TASK: Return the records that follow, matching each one exactly.

SUPPLIED DATA:

====================

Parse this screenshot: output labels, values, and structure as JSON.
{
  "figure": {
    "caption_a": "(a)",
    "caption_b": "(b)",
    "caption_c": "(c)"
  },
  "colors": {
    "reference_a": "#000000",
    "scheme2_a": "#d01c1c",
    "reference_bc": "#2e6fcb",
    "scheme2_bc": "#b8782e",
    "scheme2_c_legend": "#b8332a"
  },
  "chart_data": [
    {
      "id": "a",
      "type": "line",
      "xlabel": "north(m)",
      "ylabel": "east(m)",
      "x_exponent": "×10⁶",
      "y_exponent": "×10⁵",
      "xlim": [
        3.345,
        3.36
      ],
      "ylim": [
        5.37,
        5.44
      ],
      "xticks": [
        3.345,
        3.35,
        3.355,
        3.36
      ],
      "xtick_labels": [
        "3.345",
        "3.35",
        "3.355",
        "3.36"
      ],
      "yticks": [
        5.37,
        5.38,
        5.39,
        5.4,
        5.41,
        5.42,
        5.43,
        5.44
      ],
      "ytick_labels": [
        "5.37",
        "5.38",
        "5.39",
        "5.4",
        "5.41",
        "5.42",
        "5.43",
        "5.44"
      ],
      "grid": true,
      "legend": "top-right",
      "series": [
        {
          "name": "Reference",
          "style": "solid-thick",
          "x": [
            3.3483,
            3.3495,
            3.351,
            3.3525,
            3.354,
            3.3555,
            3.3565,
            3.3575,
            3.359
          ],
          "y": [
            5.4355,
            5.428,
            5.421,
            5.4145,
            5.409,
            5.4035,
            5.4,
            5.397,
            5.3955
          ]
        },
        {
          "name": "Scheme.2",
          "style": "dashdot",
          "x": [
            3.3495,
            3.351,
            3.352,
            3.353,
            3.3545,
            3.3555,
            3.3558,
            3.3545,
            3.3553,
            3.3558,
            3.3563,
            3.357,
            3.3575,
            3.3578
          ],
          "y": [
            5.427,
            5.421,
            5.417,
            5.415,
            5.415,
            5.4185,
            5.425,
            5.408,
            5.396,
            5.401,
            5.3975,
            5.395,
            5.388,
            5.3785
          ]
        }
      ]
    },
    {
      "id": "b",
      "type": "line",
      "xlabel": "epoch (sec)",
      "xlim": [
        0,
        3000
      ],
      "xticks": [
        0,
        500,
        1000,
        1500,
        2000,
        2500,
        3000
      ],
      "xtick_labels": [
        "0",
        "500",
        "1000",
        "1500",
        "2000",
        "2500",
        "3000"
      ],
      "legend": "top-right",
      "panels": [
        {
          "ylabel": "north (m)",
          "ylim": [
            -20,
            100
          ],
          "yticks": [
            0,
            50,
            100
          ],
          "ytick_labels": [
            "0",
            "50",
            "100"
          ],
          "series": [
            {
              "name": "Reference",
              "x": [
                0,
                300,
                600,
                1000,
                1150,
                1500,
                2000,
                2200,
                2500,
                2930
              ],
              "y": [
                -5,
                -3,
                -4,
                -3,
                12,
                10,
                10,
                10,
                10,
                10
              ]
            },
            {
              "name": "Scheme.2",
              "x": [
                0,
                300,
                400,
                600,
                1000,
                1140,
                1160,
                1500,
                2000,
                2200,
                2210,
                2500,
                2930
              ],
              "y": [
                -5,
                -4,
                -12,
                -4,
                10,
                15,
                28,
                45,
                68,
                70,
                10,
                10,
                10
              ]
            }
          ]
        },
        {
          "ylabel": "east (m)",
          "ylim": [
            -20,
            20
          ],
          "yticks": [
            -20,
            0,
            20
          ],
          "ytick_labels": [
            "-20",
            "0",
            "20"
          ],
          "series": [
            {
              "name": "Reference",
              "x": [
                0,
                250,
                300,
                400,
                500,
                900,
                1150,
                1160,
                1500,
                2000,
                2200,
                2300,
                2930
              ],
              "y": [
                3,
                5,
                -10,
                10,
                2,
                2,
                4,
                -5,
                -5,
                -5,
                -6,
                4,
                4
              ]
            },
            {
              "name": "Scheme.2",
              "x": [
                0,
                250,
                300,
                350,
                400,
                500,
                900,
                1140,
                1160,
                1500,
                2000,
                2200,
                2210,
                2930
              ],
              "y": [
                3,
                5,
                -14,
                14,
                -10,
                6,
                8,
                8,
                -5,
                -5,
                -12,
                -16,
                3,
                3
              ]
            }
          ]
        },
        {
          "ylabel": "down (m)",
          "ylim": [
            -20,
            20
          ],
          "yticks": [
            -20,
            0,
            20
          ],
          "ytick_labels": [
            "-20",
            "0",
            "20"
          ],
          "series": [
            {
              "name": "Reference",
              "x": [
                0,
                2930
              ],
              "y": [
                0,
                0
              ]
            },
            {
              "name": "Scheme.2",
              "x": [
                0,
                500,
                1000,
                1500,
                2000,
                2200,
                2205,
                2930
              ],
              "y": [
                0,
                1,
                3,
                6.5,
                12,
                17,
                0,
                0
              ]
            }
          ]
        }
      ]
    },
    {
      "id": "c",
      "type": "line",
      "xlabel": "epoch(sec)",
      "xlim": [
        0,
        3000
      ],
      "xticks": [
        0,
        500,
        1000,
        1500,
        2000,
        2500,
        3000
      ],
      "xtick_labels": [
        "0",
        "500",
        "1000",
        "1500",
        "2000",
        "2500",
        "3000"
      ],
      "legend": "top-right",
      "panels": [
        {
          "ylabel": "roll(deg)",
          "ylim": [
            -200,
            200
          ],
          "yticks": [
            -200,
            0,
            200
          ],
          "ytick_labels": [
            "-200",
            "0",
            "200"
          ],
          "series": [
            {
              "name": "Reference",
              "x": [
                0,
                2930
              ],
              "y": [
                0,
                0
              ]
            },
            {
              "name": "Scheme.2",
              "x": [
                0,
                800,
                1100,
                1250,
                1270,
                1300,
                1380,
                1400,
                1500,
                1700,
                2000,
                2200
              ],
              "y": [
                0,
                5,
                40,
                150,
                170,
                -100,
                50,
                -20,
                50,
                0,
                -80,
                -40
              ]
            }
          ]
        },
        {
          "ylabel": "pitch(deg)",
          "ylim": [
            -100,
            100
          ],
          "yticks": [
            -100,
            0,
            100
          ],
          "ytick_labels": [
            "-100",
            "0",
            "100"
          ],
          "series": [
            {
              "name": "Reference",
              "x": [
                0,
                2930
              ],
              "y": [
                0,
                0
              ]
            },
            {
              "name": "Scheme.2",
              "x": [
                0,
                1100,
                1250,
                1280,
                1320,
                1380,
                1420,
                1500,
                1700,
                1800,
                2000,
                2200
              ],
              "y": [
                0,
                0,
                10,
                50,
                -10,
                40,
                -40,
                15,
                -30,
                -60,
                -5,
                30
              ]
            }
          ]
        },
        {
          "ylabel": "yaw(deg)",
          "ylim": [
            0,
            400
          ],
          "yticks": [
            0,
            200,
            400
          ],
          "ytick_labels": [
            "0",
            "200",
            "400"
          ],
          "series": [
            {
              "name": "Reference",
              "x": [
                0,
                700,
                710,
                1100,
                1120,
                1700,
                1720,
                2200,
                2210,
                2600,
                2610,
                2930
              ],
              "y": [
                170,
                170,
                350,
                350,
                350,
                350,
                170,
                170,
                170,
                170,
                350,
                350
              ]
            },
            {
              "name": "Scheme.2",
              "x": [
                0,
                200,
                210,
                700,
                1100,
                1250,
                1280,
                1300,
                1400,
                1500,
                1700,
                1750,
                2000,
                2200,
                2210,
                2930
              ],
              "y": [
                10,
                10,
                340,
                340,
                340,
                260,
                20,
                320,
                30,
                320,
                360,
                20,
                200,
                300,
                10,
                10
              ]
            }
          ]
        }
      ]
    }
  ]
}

====================

EXPECTED OUTPUT:
Parse this screenshot: output labels, values, and structure as JSON.
{
  "figure": {
    "caption_a": "(a)",
    "caption_b": "(b)",
    "caption_c": "(c)"
  },
  "colors": {
    "reference_a": "#000000",
    "scheme2_a": "#d01c1c",
    "reference_bc": "#2e6fcb",
    "scheme2_bc": "#b8782e",
    "scheme2_c_legend": "#b8332a"
  },
  "chart_data": [
    {
      "id": "a",
      "type": "line",
      "xlabel": "north(m)",
      "ylabel": "east(m)",
      "x_exponent": "×10⁶",
      "y_exponent": "×10⁵",
      "xlim": [
        3.345,
        3.36
      ],
      "ylim": [
        5.37,
        5.44
      ],
      "xticks": [
        3.345,
        3.35,
        3.355,
        3.36
      ],
      "xtick_labels": [
        "3.345",
        "3.35",
        "3.355",
        "3.36"
      ],
      "yticks": [
        5.37,
        5.38,
        5.39,
        5.4,
        5.41,
        5.42,
        5.43,
        5.44
      ],
      "ytick_labels": [
        "5.37",
        "5.38",
        "5.39",
        "5.4",
        "5.41",
        "5.42",
        "5.43",
        "5.44"
      ],
      "grid": true,
      "legend": "top-right",
      "series": [
        {
          "name": "Reference",
          "style": "solid-thick",
          "x": [
            3.3483,
            3.3495,
            3.351,
            3.3525,
            3.354,
            3.3555,
            3.3565,
            3.3575,
            3.359
          ],
          "y": [
            5.4355,
            5.428,
            5.421,
            5.4145,
            5.409,
            5.4035,
            5.4,
            5.397,
            5.3955
          ]
        },
        {
          "name": "Scheme.2",
          "style": "dashdot",
          "x": [
            3.3495,
            3.351,
            3.352,
            3.353,
            3.3545,
            3.3555,
            3.3558,
            3.3545,
            3.3553,
            3.3558,
            3.3563,
            3.357,
            3.3575,
            3.3578
          ],
          "y": [
            5.427,
            5.421,
            5.417,
            5.415,
            5.415,
            5.4185,
            5.425,
            5.408,
            5.396,
            5.401,
            5.3975,
            5.395,
            5.388,
            5.3785
          ]
        }
      ]
    },
    {
      "id": "b",
      "type": "line",
      "xlabel": "epoch (sec)",
      "xlim": [
        0,
        3000
      ],
      "xticks": [
        0,
        500,
        1000,
        1500,
        2000,
        2500,
        3000
      ],
      "xtick_labels": [
        "0",
        "500",
        "1000",
        "1500",
        "2000",
        "2500",
        "3000"
      ],
      "legend": "top-right",
      "panels": [
        {
          "ylabel": "north (m)",
          "ylim": [
            -20,
            100
          ],
          "yticks": [
            0,
            50,
            100
          ],
          "ytick_labels": [
            "0",
            "50",
            "100"
          ],
          "series": [
            {
              "name": "Reference",
              "x": [
                0,
                300,
                600,
                1000,
                1150,
                1500,
                2000,
                2200,
                2500,
                2930
              ],
              "y": [
                -5,
                -3,
                -4,
                -3,
                12,
                10,
                10,
                10,
                10,
                10
              ]
            },
            {
              "name": "Scheme.2",
              "x": [
                0,
                300,
                400,
                600,
                1000,
                1140,
                1160,
                1500,
                2000,
                2200,
                2210,
                2500,
                2930
              ],
              "y": [
                -5,
                -4,
                -12,
                -4,
                10,
                15,
                28,
                45,
                68,
                70,
                10,
                10,
                10
              ]
            }
          ]
        },
        {
          "ylabel": "east (m)",
          "ylim": [
            -20,
            20
          ],
          "yticks": [
            -20,
            0,
            20
          ],
          "ytick_labels": [
            "-20",
            "0",
            "20"
          ],
          "series": [
            {
              "name": "Reference",
              "x": [
                0,
                250,
                300,
                400,
                500,
                900,
                1150,
                1160,
                1500,
                2000,
                2200,
                2300,
                2930
              ],
              "y": [
                3,
                5,
                -10,
                10,
                2,
                2,
                4,
                -5,
                -5,
                -5,
                -6,
                4,
                4
              ]
            },
            {
              "name": "Scheme.2",
              "x": [
                0,
                250,
                300,
                350,
                400,
                500,
                900,
                1140,
                1160,
                1500,
                2000,
                2200,
                2210,
                2930
              ],
              "y": [
                3,
                5,
                -14,
                14,
                -10,
                6,
                8,
                8,
                -5,
                -5,
                -12,
                -16,
                3,
                3
              ]
            }
          ]
        },
        {
          "ylabel": "down (m)",
          "ylim": [
            -20,
            20
          ],
          "yticks": [
            -20,
            0,
            20
          ],
          "ytick_labels": [
            "-20",
            "0",
            "20"
          ],
          "series": [
            {
              "name": "Reference",
              "x": [
                0,
                2930
              ],
              "y": [
                0,
                0
              ]
            },
            {
              "name": "Scheme.2",
              "x": [
                0,
                500,
                1000,
                1500,
                2000,
                2200,
                2205,
                2930
              ],
              "y": [
                0,
                1,
                3,
                6.5,
                12,
                17,
                0,
                0
              ]
            }
          ]
        }
      ]
    },
    {
      "id": "c",
      "type": "line",
      "xlabel": "epoch(sec)",
      "xlim": [
        0,
        3000
      ],
      "xticks": [
        0,
        500,
        1000,
        1500,
        2000,
        2500,
        3000
      ],
      "xtick_labels": [
        "0",
        "500",
        "1000",
        "1500",
        "2000",
        "2500",
        "3000"
      ],
      "legend": "top-right",
      "panels": [
        {
          "ylabel": "roll(deg)",
          "ylim": [
            -200,
            200
          ],
          "yticks": [
            -200,
            0,
            200
          ],
          "ytick_labels": [
            "-200",
            "0",
            "200"
          ],
          "series": [
            {
              "name": "Reference",
              "x": [
                0,
                2930
              ],
              "y": [
                0,
                0
              ]
            },
            {
              "name": "Scheme.2",
              "x": [
                0,
                800,
                1100,
                1250,
                1270,
                1300,
                1380,
                1400,
                1500,
                1700,
                2000,
                2200
              ],
              "y": [
                0,
                5,
                40,
                150,
                170,
                -100,
                50,
                -20,
                50,
                0,
                -80,
                -40
              ]
            }
          ]
        },
        {
          "ylabel": "pitch(deg)",
          "ylim": [
            -100,
            100
          ],
          "yticks": [
            -100,
            0,
            100
          ],
          "ytick_labels": [
            "-100",
            "0",
            "100"
          ],
          "series": [
            {
              "name": "Reference",
              "x": [
                0,
                2930
              ],
              "y": [
                0,
                0
              ]
            },
            {
              "name": "Scheme.2",
              "x": [
                0,
                1100,
                1250,
                1280,
                1320,
                1380,
                1420,
                1500,
                1700,
                1800,
                2000,
                2200
              ],
              "y": [
                0,
                0,
                10,
                50,
                -10,
                40,
                -40,
                15,
                -30,
                -60,
                -5,
                30
              ]
            }
          ]
        },
        {
          "ylabel": "yaw(deg)",
          "ylim": [
            0,
            400
          ],
          "yticks": [
            0,
            200,
            400
          ],
          "ytick_labels": [
            "0",
            "200",
            "400"
          ],
          "series": [
            {
              "name": "Reference",
              "x": [
                0,
                700,
                710,
                1100,
                1120,
                1700,
                1720,
                2200,
                2210,
                2600,
                2610,
                2930
              ],
              "y": [
                170,
                170,
                350,
                350,
                350,
                350,
                170,
                170,
                170,
                170,
                350,
                350
              ]
            },
            {
              "name": "Scheme.2",
              "x": [
                0,
                200,
                210,
                700,
                1100,
                1250,
                1280,
                1300,
                1400,
                1500,
                1700,
                1750,
                2000,
                2200,
                2210,
                2930
              ],
              "y": [
                10,
                10,
                340,
                340,
                340,
                260,
                20,
                320,
                30,
                320,
                360,
                20,
                200,
                300,
                10,
                10
              ]
            }
          ]
        }
      ]
    }
  ]
}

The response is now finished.